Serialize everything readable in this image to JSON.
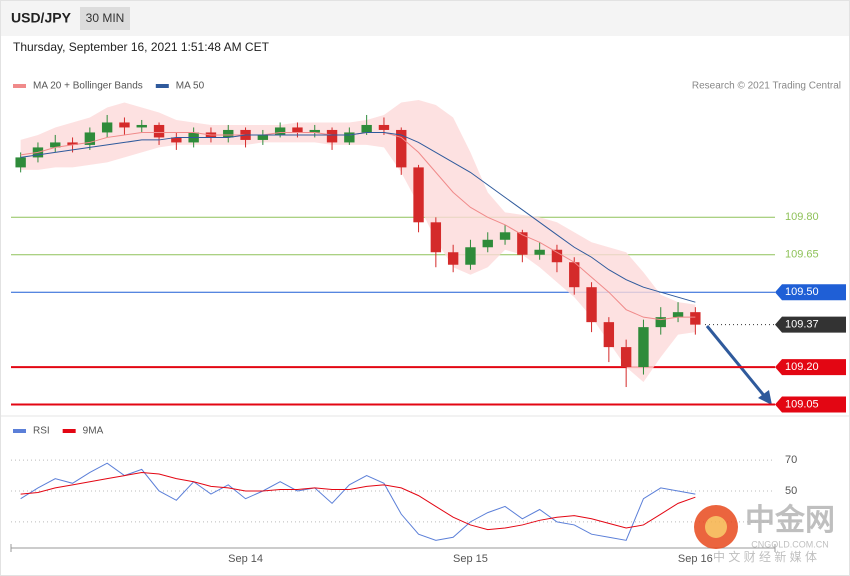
{
  "chart_data": [
    {
      "type": "candlestick",
      "title": "USD/JPY",
      "timeframe": "30 MIN",
      "subtitle": "Thursday, September 16, 2021 1:51:48 AM CET",
      "source": "Research © 2021 Trading Central",
      "up_color": "#2e8b3a",
      "down_color": "#d42a2a",
      "open": [
        110.0,
        110.04,
        110.08,
        110.1,
        110.09,
        110.14,
        110.18,
        110.16,
        110.17,
        110.12,
        110.1,
        110.14,
        110.12,
        110.15,
        110.11,
        110.13,
        110.16,
        110.14,
        110.15,
        110.1,
        110.14,
        110.17,
        110.15,
        110.0,
        109.78,
        109.66,
        109.61,
        109.68,
        109.71,
        109.74,
        109.65,
        109.67,
        109.62,
        109.52,
        109.38,
        109.28,
        109.2,
        109.36,
        109.4,
        109.42
      ],
      "high": [
        110.06,
        110.1,
        110.13,
        110.12,
        110.16,
        110.21,
        110.2,
        110.19,
        110.18,
        110.14,
        110.16,
        110.16,
        110.17,
        110.16,
        110.15,
        110.18,
        110.18,
        110.17,
        110.16,
        110.16,
        110.21,
        110.2,
        110.16,
        110.01,
        109.8,
        109.69,
        109.71,
        109.74,
        109.77,
        109.75,
        109.7,
        109.69,
        109.64,
        109.54,
        109.4,
        109.31,
        109.39,
        109.44,
        109.46,
        109.44
      ],
      "low": [
        109.98,
        110.02,
        110.06,
        110.06,
        110.07,
        110.12,
        110.13,
        110.14,
        110.09,
        110.07,
        110.08,
        110.1,
        110.1,
        110.08,
        110.09,
        110.12,
        110.12,
        110.12,
        110.07,
        110.09,
        110.13,
        110.13,
        109.97,
        109.74,
        109.6,
        109.58,
        109.59,
        109.66,
        109.69,
        109.62,
        109.63,
        109.58,
        109.49,
        109.34,
        109.22,
        109.12,
        109.17,
        109.33,
        109.38,
        109.33
      ],
      "close": [
        110.04,
        110.08,
        110.1,
        110.09,
        110.14,
        110.18,
        110.16,
        110.17,
        110.12,
        110.1,
        110.14,
        110.12,
        110.15,
        110.11,
        110.13,
        110.16,
        110.14,
        110.15,
        110.1,
        110.14,
        110.17,
        110.15,
        110.0,
        109.78,
        109.66,
        109.61,
        109.68,
        109.71,
        109.74,
        109.65,
        109.67,
        109.62,
        109.52,
        109.38,
        109.28,
        109.2,
        109.36,
        109.4,
        109.42,
        109.37
      ],
      "series": [
        {
          "name": "MA 20 + Bollinger Bands",
          "color": "#f08a8a",
          "band_color": "#fcd9d9",
          "values": [
            110.05,
            110.06,
            110.08,
            110.09,
            110.1,
            110.12,
            110.13,
            110.14,
            110.14,
            110.14,
            110.14,
            110.13,
            110.13,
            110.13,
            110.13,
            110.14,
            110.14,
            110.14,
            110.13,
            110.13,
            110.14,
            110.14,
            110.12,
            110.06,
            109.98,
            109.9,
            109.84,
            109.8,
            109.77,
            109.73,
            109.7,
            109.66,
            109.62,
            109.56,
            109.5,
            109.43,
            109.4,
            109.39,
            109.4,
            109.4
          ],
          "upper": [
            110.11,
            110.13,
            110.16,
            110.18,
            110.2,
            110.24,
            110.26,
            110.24,
            110.22,
            110.19,
            110.18,
            110.17,
            110.17,
            110.17,
            110.17,
            110.17,
            110.18,
            110.18,
            110.18,
            110.18,
            110.19,
            110.21,
            110.26,
            110.27,
            110.25,
            110.2,
            110.06,
            109.9,
            109.82,
            109.81,
            109.8,
            109.78,
            109.74,
            109.7,
            109.68,
            109.66,
            109.58,
            109.49,
            109.46,
            109.45
          ],
          "lower": [
            109.99,
            109.99,
            110.0,
            110.0,
            110.01,
            110.02,
            110.04,
            110.06,
            110.08,
            110.09,
            110.09,
            110.09,
            110.09,
            110.09,
            110.1,
            110.1,
            110.1,
            110.1,
            110.09,
            110.09,
            110.09,
            110.08,
            109.98,
            109.85,
            109.71,
            109.6,
            109.57,
            109.6,
            109.67,
            109.65,
            109.6,
            109.54,
            109.48,
            109.4,
            109.3,
            109.2,
            109.14,
            109.24,
            109.33,
            109.34
          ]
        },
        {
          "name": "MA 50",
          "color": "#2f5a9c",
          "values": [
            110.04,
            110.05,
            110.06,
            110.07,
            110.08,
            110.09,
            110.1,
            110.11,
            110.11,
            110.12,
            110.12,
            110.12,
            110.12,
            110.13,
            110.13,
            110.13,
            110.13,
            110.13,
            110.13,
            110.13,
            110.14,
            110.14,
            110.13,
            110.1,
            110.06,
            110.02,
            109.98,
            109.93,
            109.88,
            109.83,
            109.78,
            109.73,
            109.68,
            109.64,
            109.59,
            109.55,
            109.52,
            109.5,
            109.48,
            109.46
          ]
        }
      ],
      "ylim": [
        109.02,
        110.27
      ],
      "levels": [
        {
          "value": 109.8,
          "label": "109.80",
          "color": "#8fc25a",
          "badge": false,
          "line": "solid"
        },
        {
          "value": 109.65,
          "label": "109.65",
          "color": "#8fc25a",
          "badge": false,
          "line": "solid"
        },
        {
          "value": 109.5,
          "label": "109.50",
          "color": "#1f5fd6",
          "badge": true,
          "line": "solid"
        },
        {
          "value": 109.37,
          "label": "109.37",
          "color": "#333333",
          "badge": true,
          "line": "dotted"
        },
        {
          "value": 109.2,
          "label": "109.20",
          "color": "#e30613",
          "badge": true,
          "line": "thick"
        },
        {
          "value": 109.05,
          "label": "109.05",
          "color": "#e30613",
          "badge": true,
          "line": "thick"
        }
      ]
    },
    {
      "type": "line",
      "categories": [
        null,
        null,
        null,
        null,
        null,
        null,
        null,
        null,
        null,
        null,
        null,
        null,
        null,
        "Sep 14",
        null,
        null,
        null,
        null,
        null,
        null,
        null,
        null,
        null,
        null,
        null,
        null,
        "Sep 15",
        null,
        null,
        null,
        null,
        null,
        null,
        null,
        null,
        null,
        null,
        null,
        null,
        "Sep 16"
      ],
      "series": [
        {
          "name": "RSI",
          "color": "#5b7fd8",
          "values": [
            45,
            52,
            58,
            55,
            62,
            68,
            60,
            64,
            50,
            44,
            56,
            48,
            54,
            45,
            50,
            56,
            50,
            52,
            42,
            54,
            60,
            55,
            35,
            22,
            18,
            20,
            30,
            36,
            40,
            32,
            38,
            30,
            28,
            22,
            20,
            18,
            45,
            52,
            50,
            48
          ]
        },
        {
          "name": "9MA",
          "color": "#e30613",
          "values": [
            48,
            49,
            52,
            54,
            56,
            58,
            60,
            62,
            61,
            58,
            56,
            53,
            52,
            50,
            50,
            51,
            51,
            52,
            51,
            51,
            53,
            54,
            52,
            47,
            40,
            33,
            28,
            25,
            26,
            28,
            31,
            33,
            34,
            32,
            29,
            26,
            28,
            35,
            42,
            46
          ]
        }
      ],
      "ylim": [
        15,
        85
      ],
      "yticks": [
        70,
        50
      ],
      "guides": [
        30,
        50,
        70
      ]
    }
  ],
  "watermark": {
    "logo": "中金网",
    "domain": "CNGOLD.COM.CN",
    "slogan": "中 文 财 经 新 媒 体"
  }
}
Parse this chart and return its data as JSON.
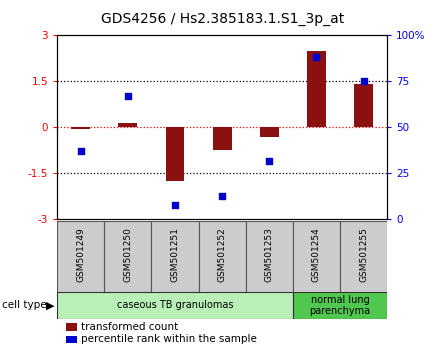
{
  "title": "GDS4256 / Hs2.385183.1.S1_3p_at",
  "samples": [
    "GSM501249",
    "GSM501250",
    "GSM501251",
    "GSM501252",
    "GSM501253",
    "GSM501254",
    "GSM501255"
  ],
  "transformed_count": [
    -0.05,
    0.15,
    -1.75,
    -0.75,
    -0.3,
    2.5,
    1.4
  ],
  "percentile_rank": [
    37,
    67,
    8,
    13,
    32,
    88,
    75
  ],
  "ylim_left": [
    -3,
    3
  ],
  "ylim_right": [
    0,
    100
  ],
  "yticks_left": [
    -3,
    -1.5,
    0,
    1.5,
    3
  ],
  "yticks_right": [
    0,
    25,
    50,
    75,
    100
  ],
  "ytick_right_labels": [
    "0",
    "25",
    "50",
    "75",
    "100%"
  ],
  "hlines_black": [
    -1.5,
    1.5
  ],
  "hline_red": 0,
  "bar_color": "#8B1010",
  "scatter_color": "#0000CC",
  "cell_type_groups": [
    {
      "label": "caseous TB granulomas",
      "start": 0,
      "end": 4,
      "color": "#b8f0b8"
    },
    {
      "label": "normal lung\nparenchyma",
      "start": 5,
      "end": 6,
      "color": "#50c850"
    }
  ],
  "cell_type_label": "cell type",
  "legend_bar_label": "transformed count",
  "legend_scatter_label": "percentile rank within the sample",
  "sample_box_color": "#cccccc",
  "title_fontsize": 10,
  "tick_fontsize": 7.5,
  "bar_width": 0.4
}
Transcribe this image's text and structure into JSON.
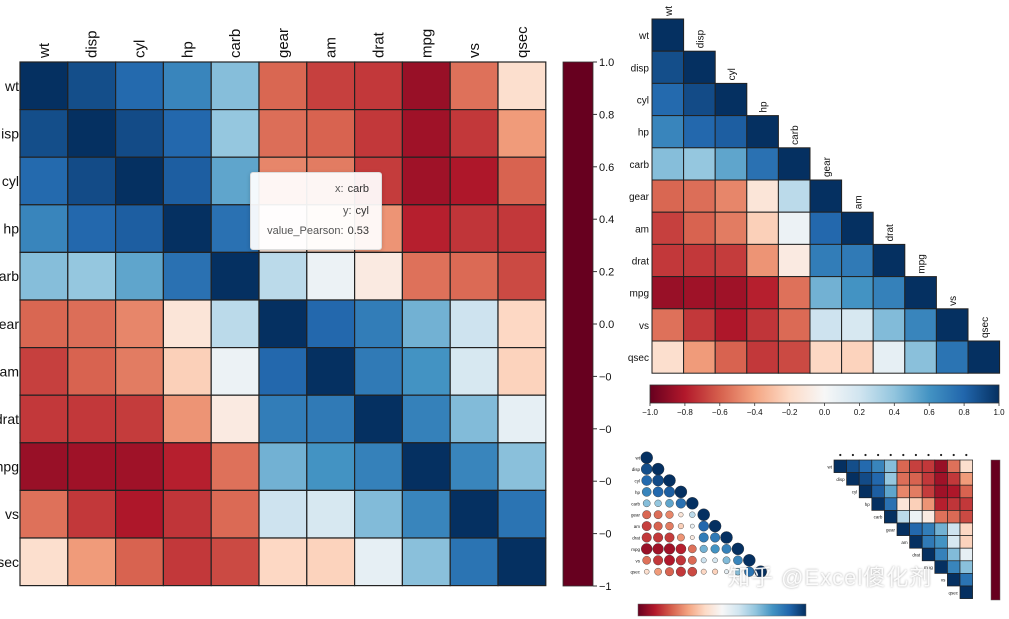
{
  "chart_data": [
    {
      "type": "heatmap",
      "title": "",
      "variables": [
        "wt",
        "disp",
        "cyl",
        "hp",
        "carb",
        "gear",
        "am",
        "drat",
        "mpg",
        "vs",
        "qsec"
      ],
      "x_categories": [
        "wt",
        "disp",
        "cyl",
        "hp",
        "carb",
        "gear",
        "am",
        "drat",
        "mpg",
        "vs",
        "qsec"
      ],
      "y_categories": [
        "wt",
        "disp",
        "cyl",
        "hp",
        "carb",
        "gear",
        "am",
        "drat",
        "mpg",
        "vs",
        "qsec"
      ],
      "y_tick_labels": [
        "wt",
        "isp",
        "cyl",
        "hp",
        "arb",
        "ear",
        "am",
        "drat",
        "npg",
        "vs",
        "sec"
      ],
      "values": [
        [
          1.0,
          0.89,
          0.78,
          0.66,
          0.43,
          -0.58,
          -0.69,
          -0.71,
          -0.87,
          -0.55,
          -0.17
        ],
        [
          0.89,
          1.0,
          0.9,
          0.79,
          0.39,
          -0.56,
          -0.59,
          -0.71,
          -0.85,
          -0.71,
          -0.43
        ],
        [
          0.78,
          0.9,
          1.0,
          0.83,
          0.53,
          -0.49,
          -0.52,
          -0.7,
          -0.85,
          -0.81,
          -0.59
        ],
        [
          0.66,
          0.79,
          0.83,
          1.0,
          0.75,
          -0.13,
          -0.24,
          -0.45,
          -0.78,
          -0.72,
          -0.71
        ],
        [
          0.43,
          0.39,
          0.53,
          0.75,
          1.0,
          0.27,
          0.06,
          -0.09,
          -0.55,
          -0.57,
          -0.66
        ],
        [
          -0.58,
          -0.56,
          -0.49,
          -0.13,
          0.27,
          1.0,
          0.79,
          0.7,
          0.48,
          0.21,
          -0.21
        ],
        [
          -0.69,
          -0.59,
          -0.52,
          -0.24,
          0.06,
          0.79,
          1.0,
          0.71,
          0.6,
          0.17,
          -0.23
        ],
        [
          -0.71,
          -0.71,
          -0.7,
          -0.45,
          -0.09,
          0.7,
          0.71,
          1.0,
          0.68,
          0.44,
          0.09
        ],
        [
          -0.87,
          -0.85,
          -0.85,
          -0.78,
          -0.55,
          0.48,
          0.6,
          0.68,
          1.0,
          0.66,
          0.42
        ],
        [
          -0.55,
          -0.71,
          -0.81,
          -0.72,
          -0.57,
          0.21,
          0.17,
          0.44,
          0.66,
          1.0,
          0.74
        ],
        [
          -0.17,
          -0.43,
          -0.59,
          -0.71,
          -0.66,
          -0.21,
          -0.23,
          0.09,
          0.42,
          0.74,
          1.0
        ]
      ],
      "colorbar": {
        "range": [
          -1,
          1
        ],
        "tick_values": [
          1.0,
          0.8,
          0.6,
          0.4,
          0.2,
          0.0,
          -0.2,
          -0.4,
          -0.6,
          -0.8,
          -1.0
        ],
        "tick_labels": [
          "1.0",
          "0.8",
          "0.6",
          "0.4",
          "0.2",
          "0.0",
          "−0",
          "−0",
          "−0",
          "−0",
          "−1"
        ]
      },
      "tooltip": {
        "x_key": "x:",
        "x_value": "carb",
        "y_key": "y:",
        "y_value": "cyl",
        "value_key": "value_Pearson:",
        "value": "0.53"
      }
    },
    {
      "type": "heatmap",
      "title": "",
      "layout": "lower-triangle",
      "variables": [
        "wt",
        "disp",
        "cyl",
        "hp",
        "carb",
        "gear",
        "am",
        "drat",
        "mpg",
        "vs",
        "qsec"
      ],
      "colorbar": {
        "range": [
          -1,
          1
        ],
        "tick_values": [
          -1.0,
          -0.8,
          -0.6,
          -0.4,
          -0.2,
          0.0,
          0.2,
          0.4,
          0.6,
          0.8,
          1.0
        ],
        "tick_labels": [
          "−1.0",
          "−0.8",
          "−0.6",
          "−0.4",
          "−0.2",
          "0.0",
          "0.2",
          "0.4",
          "0.6",
          "0.8",
          "1.0"
        ]
      }
    },
    {
      "type": "scatter",
      "title": "",
      "layout": "lower-triangle-circles",
      "variables": [
        "wt",
        "disp",
        "cyl",
        "hp",
        "carb",
        "gear",
        "am",
        "drat",
        "mpg",
        "vs",
        "qsec"
      ],
      "colorbar": {
        "range": [
          -1,
          1
        ]
      }
    },
    {
      "type": "heatmap",
      "title": "",
      "layout": "upper-triangle",
      "variables": [
        "wt",
        "disp",
        "cyl",
        "hp",
        "carb",
        "gear",
        "am",
        "drat",
        "mpg",
        "vs",
        "qsec"
      ],
      "colorbar": {
        "range": [
          -1,
          1
        ]
      }
    }
  ],
  "watermark": "知乎 @Excel傻化剂",
  "colors": {
    "stops": [
      "#67001f",
      "#b2182b",
      "#d6604d",
      "#f4a582",
      "#fddbc7",
      "#f7f7f7",
      "#d1e5f0",
      "#92c5de",
      "#4393c3",
      "#2166ac",
      "#053061"
    ],
    "grid": "#222222",
    "axis_text": "#111111"
  }
}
════════════════════
_Request_. Check each line above for the string "triangle" and show the ones that have it.

_Task answer_.
      "layout": "lower-triangle",
      "layout": "lower-triangle-circles",
      "layout": "upper-triangle",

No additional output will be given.